(Records excerpted from a collection)
◇ ◇ ◇ ◇ ◇
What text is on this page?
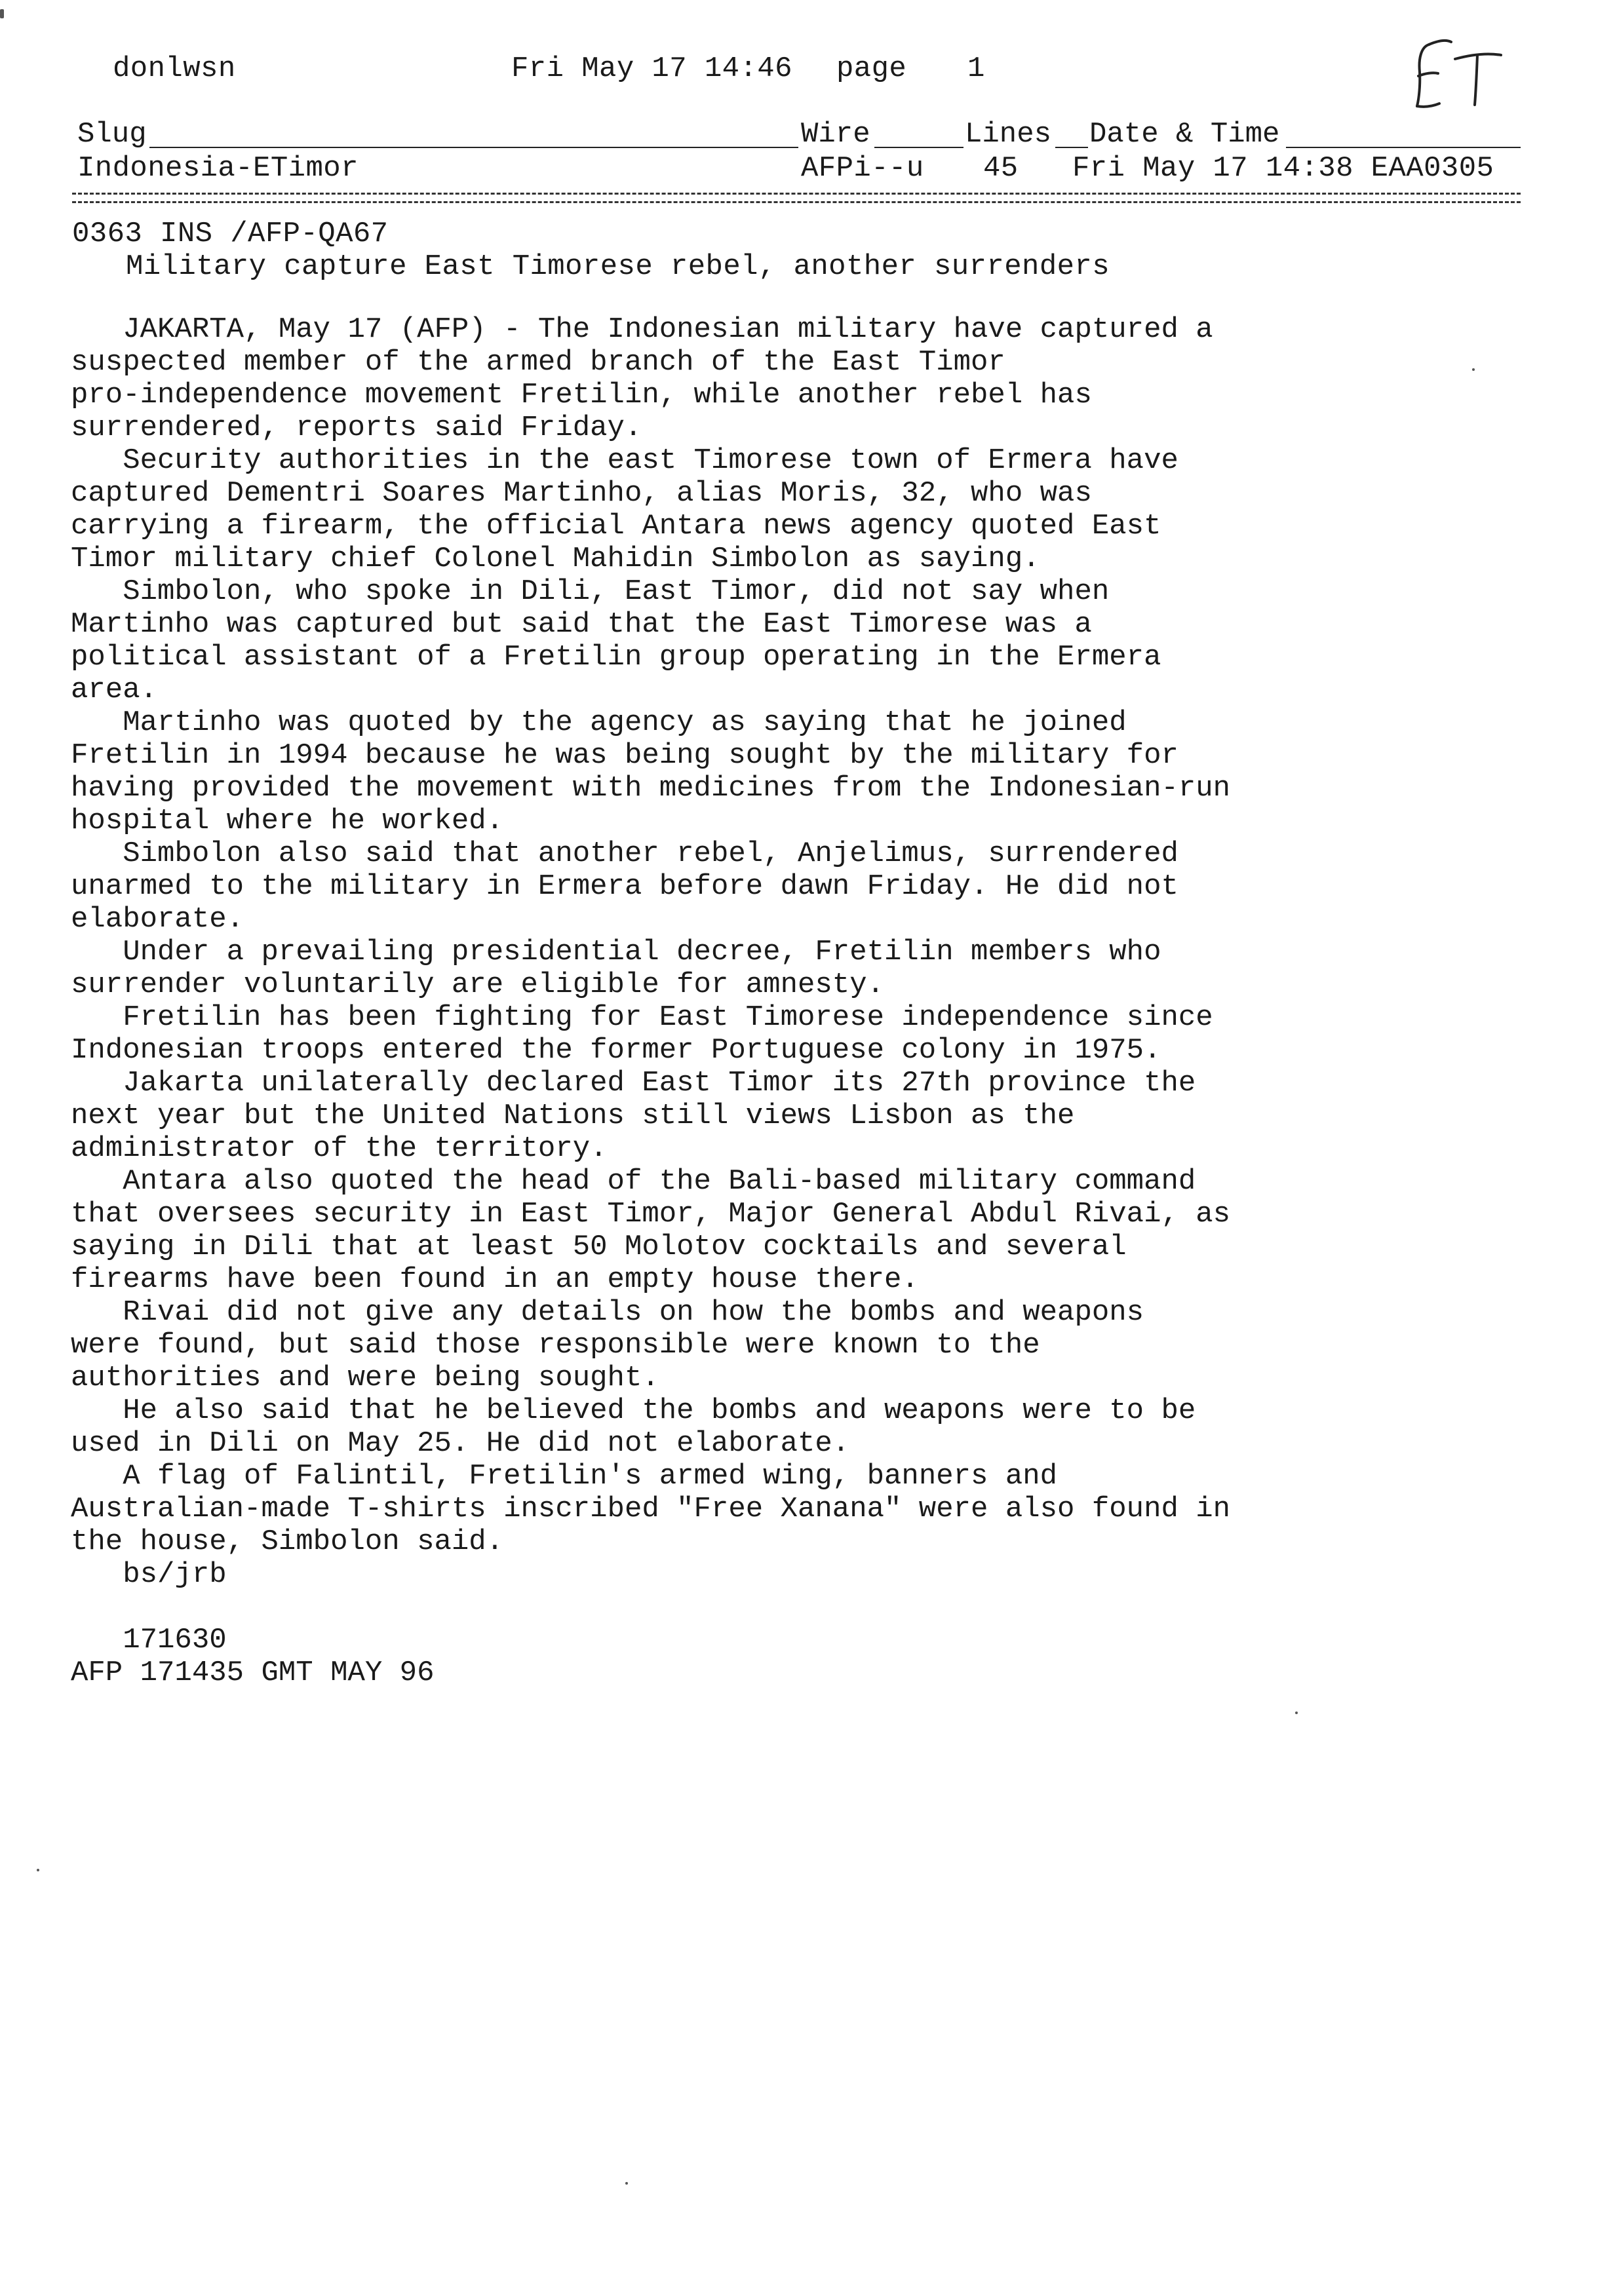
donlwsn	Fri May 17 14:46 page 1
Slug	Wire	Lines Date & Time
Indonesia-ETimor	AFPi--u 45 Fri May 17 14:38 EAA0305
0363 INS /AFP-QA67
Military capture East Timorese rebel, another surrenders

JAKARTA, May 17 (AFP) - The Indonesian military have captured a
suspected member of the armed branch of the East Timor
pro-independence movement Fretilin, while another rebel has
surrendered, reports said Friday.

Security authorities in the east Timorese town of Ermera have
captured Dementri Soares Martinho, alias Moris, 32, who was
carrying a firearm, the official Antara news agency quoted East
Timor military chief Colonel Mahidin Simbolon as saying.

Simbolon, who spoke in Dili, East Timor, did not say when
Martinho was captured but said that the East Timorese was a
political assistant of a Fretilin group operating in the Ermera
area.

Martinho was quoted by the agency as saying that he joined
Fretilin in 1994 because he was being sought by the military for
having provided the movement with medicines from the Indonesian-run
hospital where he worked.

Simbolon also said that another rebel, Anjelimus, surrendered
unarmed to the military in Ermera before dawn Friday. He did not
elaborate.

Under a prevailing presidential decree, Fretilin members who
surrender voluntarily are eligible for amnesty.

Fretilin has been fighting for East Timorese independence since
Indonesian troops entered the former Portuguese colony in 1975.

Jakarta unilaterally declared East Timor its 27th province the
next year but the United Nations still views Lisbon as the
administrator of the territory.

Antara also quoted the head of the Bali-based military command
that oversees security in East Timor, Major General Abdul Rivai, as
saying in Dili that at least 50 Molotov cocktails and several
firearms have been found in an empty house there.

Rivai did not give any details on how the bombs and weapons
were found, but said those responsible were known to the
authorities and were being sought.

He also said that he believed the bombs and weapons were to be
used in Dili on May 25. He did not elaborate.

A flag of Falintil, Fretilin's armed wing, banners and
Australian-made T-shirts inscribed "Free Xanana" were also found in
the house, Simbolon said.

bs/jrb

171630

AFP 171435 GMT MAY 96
◇ ◇ ◇ ◇ ◇
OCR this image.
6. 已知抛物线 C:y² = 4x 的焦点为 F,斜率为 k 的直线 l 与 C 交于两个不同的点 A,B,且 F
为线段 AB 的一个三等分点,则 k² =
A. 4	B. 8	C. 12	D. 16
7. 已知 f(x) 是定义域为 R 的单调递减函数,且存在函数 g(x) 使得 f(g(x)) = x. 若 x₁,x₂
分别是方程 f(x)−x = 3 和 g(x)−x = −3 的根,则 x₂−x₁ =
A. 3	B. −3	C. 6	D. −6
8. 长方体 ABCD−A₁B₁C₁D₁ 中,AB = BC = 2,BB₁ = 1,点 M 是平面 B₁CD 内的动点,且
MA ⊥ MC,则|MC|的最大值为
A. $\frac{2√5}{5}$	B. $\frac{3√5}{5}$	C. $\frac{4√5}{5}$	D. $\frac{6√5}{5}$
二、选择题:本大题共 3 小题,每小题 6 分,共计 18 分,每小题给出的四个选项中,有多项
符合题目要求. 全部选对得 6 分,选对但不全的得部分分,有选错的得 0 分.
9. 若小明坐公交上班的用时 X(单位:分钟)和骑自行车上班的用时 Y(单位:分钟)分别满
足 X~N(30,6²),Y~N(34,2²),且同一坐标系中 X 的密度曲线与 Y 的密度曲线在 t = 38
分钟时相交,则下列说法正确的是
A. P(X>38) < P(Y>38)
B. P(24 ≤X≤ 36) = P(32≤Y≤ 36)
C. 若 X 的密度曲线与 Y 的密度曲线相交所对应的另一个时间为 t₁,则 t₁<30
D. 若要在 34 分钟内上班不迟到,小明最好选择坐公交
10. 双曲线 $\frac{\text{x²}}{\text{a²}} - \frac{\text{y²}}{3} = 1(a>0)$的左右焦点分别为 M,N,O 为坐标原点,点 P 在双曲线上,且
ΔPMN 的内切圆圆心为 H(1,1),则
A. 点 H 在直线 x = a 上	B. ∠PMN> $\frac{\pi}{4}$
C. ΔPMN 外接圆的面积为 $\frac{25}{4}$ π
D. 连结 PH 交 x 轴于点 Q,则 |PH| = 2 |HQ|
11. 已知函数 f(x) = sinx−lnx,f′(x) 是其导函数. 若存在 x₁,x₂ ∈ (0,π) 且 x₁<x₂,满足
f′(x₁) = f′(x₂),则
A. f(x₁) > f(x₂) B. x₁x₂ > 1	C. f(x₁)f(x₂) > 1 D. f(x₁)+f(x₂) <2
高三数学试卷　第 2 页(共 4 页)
◇ ◇ ◇ ◇ ◇
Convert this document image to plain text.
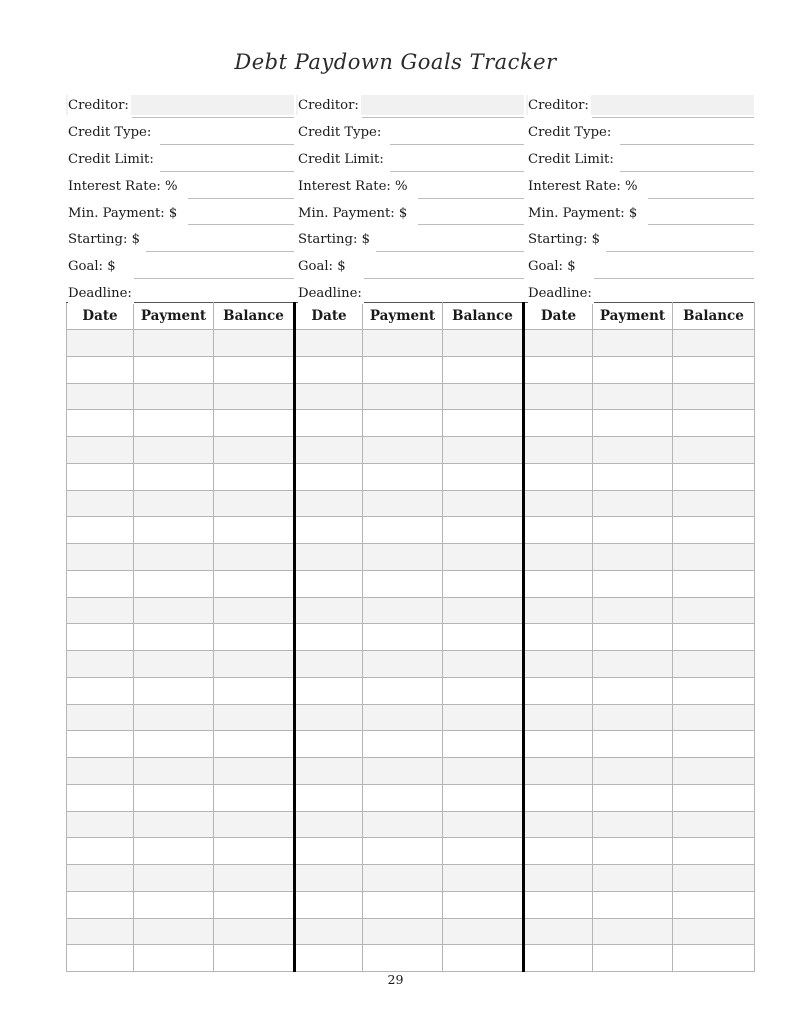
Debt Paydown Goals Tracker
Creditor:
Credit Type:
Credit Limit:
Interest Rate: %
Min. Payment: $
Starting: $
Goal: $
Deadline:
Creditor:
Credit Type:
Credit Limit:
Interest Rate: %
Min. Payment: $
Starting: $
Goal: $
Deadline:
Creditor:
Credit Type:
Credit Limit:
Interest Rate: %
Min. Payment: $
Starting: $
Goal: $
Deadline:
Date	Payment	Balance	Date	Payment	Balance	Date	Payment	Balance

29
◇ ◇ ◇ ◇ ◇
-- Stated task --
Gather and return every line that holds the string "authorities".

-- Answer to this exercise --
Security authorities in the east Timorese town of Ermera have
authorities and were being sought.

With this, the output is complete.